TASK BRIEF:
Answer with one number only: the number of lines that contain "title".

# start of AVAILABLE DATA

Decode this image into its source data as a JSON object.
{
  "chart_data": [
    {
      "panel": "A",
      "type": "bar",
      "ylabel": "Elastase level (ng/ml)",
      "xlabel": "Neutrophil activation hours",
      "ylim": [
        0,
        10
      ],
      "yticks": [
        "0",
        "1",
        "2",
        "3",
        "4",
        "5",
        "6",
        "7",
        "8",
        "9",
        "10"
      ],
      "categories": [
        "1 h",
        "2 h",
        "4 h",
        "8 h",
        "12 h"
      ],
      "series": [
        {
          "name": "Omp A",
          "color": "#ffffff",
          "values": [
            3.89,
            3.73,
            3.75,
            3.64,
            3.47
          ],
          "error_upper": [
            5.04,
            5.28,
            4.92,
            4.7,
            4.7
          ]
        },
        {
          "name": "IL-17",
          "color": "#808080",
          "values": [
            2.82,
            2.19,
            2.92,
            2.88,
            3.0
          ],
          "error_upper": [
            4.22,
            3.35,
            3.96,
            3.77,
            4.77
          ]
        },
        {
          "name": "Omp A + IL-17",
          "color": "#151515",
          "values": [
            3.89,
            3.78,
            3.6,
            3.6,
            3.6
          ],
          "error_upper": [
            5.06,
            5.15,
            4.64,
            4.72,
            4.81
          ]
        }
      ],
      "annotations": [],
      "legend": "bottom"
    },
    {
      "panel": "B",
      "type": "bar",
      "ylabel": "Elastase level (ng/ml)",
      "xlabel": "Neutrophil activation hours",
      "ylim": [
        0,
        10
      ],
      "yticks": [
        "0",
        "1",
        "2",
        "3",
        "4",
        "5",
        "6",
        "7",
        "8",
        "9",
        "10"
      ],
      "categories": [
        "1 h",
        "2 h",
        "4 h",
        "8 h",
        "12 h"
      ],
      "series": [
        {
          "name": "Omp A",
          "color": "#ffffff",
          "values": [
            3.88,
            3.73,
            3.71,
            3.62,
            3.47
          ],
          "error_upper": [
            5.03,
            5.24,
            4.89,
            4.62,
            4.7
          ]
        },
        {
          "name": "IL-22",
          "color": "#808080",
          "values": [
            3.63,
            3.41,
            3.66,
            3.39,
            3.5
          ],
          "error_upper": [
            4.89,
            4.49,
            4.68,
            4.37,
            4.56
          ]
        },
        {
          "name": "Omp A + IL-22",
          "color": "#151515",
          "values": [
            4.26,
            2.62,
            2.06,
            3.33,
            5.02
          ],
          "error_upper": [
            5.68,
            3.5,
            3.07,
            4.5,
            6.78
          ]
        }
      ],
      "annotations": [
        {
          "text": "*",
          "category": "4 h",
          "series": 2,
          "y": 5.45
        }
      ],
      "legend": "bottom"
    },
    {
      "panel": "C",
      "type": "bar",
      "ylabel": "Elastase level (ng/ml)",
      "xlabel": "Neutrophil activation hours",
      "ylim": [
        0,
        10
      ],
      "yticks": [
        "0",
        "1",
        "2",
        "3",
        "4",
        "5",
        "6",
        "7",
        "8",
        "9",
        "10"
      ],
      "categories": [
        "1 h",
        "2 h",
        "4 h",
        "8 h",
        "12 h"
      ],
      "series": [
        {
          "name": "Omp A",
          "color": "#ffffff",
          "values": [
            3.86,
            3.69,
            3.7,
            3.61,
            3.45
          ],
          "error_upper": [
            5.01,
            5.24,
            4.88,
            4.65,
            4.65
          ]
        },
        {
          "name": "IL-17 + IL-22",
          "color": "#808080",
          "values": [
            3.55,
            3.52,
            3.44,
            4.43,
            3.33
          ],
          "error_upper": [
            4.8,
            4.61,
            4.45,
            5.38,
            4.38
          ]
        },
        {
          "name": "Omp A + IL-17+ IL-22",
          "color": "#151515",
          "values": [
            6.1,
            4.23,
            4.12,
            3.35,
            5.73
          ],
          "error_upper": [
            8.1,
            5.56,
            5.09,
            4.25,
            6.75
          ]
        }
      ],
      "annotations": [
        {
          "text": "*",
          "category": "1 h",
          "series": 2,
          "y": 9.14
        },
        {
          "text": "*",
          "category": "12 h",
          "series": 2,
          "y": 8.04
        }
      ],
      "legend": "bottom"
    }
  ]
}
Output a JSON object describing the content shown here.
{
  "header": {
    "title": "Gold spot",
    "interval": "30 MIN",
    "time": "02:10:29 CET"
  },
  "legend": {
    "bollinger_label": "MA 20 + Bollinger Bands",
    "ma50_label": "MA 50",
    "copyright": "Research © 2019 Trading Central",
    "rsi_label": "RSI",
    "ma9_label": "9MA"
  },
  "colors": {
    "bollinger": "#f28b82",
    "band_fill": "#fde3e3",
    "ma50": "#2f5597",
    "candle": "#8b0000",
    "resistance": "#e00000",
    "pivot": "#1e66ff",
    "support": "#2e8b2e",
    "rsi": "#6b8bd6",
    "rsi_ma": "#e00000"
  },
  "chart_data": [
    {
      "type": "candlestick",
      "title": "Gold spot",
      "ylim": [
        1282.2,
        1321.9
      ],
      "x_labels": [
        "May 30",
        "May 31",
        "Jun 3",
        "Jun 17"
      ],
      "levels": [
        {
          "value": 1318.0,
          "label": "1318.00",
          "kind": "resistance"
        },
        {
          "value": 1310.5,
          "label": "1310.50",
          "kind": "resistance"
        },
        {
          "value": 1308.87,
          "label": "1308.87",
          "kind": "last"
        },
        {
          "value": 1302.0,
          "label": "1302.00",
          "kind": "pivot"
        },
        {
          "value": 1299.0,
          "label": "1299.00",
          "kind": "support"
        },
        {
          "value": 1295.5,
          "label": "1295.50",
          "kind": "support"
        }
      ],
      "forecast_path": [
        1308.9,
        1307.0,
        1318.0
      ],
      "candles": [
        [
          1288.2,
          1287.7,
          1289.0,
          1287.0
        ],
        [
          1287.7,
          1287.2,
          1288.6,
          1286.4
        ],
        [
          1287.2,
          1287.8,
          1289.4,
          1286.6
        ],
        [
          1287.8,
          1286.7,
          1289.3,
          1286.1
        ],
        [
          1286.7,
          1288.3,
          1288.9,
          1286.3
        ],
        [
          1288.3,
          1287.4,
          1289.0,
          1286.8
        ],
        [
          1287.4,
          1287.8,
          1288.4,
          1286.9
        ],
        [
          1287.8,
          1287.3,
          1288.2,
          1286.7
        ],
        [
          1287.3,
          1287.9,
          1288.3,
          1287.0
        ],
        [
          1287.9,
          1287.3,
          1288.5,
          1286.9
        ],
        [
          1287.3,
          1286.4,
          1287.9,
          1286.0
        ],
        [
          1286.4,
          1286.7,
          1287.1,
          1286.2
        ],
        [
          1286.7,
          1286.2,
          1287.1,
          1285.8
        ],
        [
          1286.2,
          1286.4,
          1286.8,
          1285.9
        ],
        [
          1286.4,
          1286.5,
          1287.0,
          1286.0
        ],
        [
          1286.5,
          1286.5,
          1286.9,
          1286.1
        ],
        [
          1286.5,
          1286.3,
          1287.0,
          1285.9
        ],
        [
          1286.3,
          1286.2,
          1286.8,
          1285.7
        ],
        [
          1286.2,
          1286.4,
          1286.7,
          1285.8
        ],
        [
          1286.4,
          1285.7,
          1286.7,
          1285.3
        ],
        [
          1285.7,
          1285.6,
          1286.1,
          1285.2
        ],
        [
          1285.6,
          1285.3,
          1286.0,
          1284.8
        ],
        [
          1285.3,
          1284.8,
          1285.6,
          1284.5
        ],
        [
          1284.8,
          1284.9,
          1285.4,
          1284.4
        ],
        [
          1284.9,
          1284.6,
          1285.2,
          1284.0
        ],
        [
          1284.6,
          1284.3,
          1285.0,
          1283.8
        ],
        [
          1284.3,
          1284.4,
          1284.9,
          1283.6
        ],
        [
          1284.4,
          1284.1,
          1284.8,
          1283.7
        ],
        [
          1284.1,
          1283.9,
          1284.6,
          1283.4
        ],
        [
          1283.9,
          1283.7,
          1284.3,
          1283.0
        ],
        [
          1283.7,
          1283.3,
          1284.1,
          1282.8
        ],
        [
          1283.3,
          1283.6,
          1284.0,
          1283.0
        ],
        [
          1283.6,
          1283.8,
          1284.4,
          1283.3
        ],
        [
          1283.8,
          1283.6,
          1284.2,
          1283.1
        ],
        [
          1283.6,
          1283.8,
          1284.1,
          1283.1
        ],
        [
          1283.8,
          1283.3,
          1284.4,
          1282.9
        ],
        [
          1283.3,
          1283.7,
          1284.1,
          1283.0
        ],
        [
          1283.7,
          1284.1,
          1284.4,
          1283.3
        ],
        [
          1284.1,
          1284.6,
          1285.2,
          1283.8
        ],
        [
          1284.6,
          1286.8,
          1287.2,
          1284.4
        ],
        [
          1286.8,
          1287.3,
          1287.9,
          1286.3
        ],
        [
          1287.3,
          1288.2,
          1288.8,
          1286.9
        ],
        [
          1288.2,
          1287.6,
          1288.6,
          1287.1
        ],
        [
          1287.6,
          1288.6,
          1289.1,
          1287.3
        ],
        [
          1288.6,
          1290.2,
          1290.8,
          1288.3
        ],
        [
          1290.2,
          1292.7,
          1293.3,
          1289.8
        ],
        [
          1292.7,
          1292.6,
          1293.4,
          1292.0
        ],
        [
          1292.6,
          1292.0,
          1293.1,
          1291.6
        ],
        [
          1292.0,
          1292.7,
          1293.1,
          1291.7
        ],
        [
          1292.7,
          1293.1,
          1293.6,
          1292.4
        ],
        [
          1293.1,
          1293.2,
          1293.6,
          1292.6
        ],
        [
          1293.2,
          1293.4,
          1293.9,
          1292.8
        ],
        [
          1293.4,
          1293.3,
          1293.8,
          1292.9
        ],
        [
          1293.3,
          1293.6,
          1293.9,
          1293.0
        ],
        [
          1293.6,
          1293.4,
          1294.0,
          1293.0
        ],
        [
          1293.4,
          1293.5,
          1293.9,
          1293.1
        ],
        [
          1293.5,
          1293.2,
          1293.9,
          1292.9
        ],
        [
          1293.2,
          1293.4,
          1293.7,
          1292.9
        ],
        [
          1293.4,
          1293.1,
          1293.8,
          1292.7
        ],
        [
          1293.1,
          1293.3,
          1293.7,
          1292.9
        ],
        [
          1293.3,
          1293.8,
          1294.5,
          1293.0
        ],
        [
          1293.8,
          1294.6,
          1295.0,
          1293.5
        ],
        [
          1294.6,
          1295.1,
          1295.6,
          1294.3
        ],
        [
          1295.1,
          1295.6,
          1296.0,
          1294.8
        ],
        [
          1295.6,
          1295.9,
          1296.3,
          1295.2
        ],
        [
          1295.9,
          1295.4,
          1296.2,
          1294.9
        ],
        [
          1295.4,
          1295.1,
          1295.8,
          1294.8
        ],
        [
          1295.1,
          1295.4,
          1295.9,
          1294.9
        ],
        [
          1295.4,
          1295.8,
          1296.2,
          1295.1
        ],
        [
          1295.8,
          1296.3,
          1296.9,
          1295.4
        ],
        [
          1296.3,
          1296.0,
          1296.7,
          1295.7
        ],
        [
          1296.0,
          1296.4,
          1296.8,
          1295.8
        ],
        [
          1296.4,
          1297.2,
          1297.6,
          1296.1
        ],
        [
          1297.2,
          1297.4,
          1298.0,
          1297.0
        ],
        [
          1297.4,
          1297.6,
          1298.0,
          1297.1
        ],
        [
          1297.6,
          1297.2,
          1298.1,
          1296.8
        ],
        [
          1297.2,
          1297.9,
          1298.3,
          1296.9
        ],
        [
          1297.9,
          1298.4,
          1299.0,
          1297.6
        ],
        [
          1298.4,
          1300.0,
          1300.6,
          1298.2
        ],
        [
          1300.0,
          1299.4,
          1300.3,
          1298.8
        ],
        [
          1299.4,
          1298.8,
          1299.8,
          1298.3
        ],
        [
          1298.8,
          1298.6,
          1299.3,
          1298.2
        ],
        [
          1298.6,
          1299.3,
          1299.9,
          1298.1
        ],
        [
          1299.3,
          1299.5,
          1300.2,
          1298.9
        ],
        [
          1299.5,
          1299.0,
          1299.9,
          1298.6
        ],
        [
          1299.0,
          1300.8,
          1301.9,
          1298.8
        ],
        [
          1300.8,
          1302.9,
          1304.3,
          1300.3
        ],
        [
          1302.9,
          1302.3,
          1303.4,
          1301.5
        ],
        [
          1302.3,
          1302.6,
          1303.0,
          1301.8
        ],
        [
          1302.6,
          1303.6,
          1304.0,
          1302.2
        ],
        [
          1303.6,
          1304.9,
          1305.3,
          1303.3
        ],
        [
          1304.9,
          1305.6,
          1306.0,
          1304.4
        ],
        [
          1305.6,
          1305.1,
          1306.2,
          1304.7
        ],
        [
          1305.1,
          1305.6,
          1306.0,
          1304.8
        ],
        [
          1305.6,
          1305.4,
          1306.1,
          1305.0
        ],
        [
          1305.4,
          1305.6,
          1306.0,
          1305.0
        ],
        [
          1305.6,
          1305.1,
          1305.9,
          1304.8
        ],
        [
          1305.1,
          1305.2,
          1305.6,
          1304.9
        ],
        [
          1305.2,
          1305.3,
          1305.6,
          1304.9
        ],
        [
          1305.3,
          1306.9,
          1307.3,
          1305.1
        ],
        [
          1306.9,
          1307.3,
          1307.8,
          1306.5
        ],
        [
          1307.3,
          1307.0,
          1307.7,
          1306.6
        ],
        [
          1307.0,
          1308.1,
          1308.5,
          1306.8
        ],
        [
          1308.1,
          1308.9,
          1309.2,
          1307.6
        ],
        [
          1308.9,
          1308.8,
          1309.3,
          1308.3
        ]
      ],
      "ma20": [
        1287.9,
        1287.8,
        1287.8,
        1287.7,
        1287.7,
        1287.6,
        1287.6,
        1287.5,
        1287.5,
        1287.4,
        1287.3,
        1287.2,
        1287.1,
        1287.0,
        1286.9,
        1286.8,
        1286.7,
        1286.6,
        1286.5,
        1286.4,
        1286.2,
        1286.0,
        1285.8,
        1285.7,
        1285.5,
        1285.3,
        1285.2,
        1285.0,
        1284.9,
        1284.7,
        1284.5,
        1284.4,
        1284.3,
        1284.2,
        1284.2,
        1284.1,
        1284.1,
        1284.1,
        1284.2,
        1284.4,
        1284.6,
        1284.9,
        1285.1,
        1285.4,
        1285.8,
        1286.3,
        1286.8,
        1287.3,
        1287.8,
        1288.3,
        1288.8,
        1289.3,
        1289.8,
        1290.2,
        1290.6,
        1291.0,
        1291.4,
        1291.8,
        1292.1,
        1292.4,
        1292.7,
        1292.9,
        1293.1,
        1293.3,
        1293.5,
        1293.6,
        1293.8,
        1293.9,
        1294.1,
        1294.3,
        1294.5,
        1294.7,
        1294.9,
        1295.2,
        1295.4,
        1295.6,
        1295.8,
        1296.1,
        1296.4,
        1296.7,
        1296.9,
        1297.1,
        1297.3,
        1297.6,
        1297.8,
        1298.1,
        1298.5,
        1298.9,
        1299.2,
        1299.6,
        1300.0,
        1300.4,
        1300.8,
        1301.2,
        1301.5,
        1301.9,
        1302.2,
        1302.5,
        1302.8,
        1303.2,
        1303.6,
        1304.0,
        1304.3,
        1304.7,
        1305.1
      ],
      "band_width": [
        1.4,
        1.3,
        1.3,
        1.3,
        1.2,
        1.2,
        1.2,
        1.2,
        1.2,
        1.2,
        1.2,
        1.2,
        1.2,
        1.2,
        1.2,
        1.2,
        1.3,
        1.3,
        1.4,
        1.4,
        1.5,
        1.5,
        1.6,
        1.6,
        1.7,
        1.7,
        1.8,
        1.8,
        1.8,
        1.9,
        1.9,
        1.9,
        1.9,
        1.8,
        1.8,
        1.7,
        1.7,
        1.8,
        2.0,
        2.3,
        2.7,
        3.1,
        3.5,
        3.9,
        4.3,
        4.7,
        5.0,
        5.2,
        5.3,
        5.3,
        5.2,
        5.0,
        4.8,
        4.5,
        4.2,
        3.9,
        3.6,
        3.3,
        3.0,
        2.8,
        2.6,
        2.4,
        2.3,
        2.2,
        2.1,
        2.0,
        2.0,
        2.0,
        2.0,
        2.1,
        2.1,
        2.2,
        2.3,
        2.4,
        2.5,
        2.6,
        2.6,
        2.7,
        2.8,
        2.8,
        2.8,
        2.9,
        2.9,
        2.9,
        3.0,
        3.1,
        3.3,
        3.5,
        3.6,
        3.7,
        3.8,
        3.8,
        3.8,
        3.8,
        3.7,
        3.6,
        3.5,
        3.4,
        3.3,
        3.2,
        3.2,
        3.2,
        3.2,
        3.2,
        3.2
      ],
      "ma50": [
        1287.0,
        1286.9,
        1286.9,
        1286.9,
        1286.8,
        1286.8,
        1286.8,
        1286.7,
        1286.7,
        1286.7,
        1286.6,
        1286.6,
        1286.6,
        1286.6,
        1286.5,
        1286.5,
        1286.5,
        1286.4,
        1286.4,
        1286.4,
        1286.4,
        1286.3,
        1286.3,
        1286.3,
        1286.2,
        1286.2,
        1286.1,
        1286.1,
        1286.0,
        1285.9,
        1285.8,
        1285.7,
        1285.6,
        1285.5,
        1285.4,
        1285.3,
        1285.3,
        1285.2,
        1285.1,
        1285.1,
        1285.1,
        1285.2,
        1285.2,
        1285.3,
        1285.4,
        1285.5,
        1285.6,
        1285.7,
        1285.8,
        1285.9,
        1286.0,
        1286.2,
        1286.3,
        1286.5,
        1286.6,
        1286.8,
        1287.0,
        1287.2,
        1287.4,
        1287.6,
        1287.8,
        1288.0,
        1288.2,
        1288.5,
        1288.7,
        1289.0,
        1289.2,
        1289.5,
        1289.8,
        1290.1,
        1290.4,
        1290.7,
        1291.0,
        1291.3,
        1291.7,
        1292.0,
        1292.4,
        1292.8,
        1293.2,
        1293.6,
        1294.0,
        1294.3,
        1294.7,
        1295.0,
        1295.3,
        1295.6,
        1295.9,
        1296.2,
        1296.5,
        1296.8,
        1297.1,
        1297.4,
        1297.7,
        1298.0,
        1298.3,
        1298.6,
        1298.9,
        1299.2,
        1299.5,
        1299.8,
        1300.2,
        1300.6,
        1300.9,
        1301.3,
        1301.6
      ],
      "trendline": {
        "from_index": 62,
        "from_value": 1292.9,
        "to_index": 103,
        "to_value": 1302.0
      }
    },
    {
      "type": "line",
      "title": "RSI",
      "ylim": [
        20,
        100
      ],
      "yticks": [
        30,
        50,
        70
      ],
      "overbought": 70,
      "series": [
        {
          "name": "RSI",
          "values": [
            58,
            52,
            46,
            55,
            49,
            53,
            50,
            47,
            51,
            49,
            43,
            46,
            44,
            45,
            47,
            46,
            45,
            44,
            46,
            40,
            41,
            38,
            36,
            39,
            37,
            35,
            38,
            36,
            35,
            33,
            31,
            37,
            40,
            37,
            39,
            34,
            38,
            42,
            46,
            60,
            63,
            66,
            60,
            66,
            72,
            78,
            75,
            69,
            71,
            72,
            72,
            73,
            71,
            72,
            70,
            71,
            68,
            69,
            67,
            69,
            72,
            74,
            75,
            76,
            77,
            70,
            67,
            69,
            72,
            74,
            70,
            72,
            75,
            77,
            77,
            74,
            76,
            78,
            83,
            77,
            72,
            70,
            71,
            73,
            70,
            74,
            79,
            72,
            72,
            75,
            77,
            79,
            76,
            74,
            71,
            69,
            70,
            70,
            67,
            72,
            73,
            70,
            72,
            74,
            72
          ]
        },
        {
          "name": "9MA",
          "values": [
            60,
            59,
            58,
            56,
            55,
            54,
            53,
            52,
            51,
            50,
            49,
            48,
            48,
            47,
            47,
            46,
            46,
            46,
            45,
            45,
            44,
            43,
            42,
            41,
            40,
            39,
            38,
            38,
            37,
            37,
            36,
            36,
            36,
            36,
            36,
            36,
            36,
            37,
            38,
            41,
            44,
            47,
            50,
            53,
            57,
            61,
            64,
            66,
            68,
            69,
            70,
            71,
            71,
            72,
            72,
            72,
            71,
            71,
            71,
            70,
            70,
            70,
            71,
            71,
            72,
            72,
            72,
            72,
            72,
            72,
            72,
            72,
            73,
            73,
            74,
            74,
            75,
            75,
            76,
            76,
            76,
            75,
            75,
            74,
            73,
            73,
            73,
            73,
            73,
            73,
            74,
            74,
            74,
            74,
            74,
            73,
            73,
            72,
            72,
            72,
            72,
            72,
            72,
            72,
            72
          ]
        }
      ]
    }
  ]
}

# end of AVAILABLE DATA

EXERCISE RESULT:
3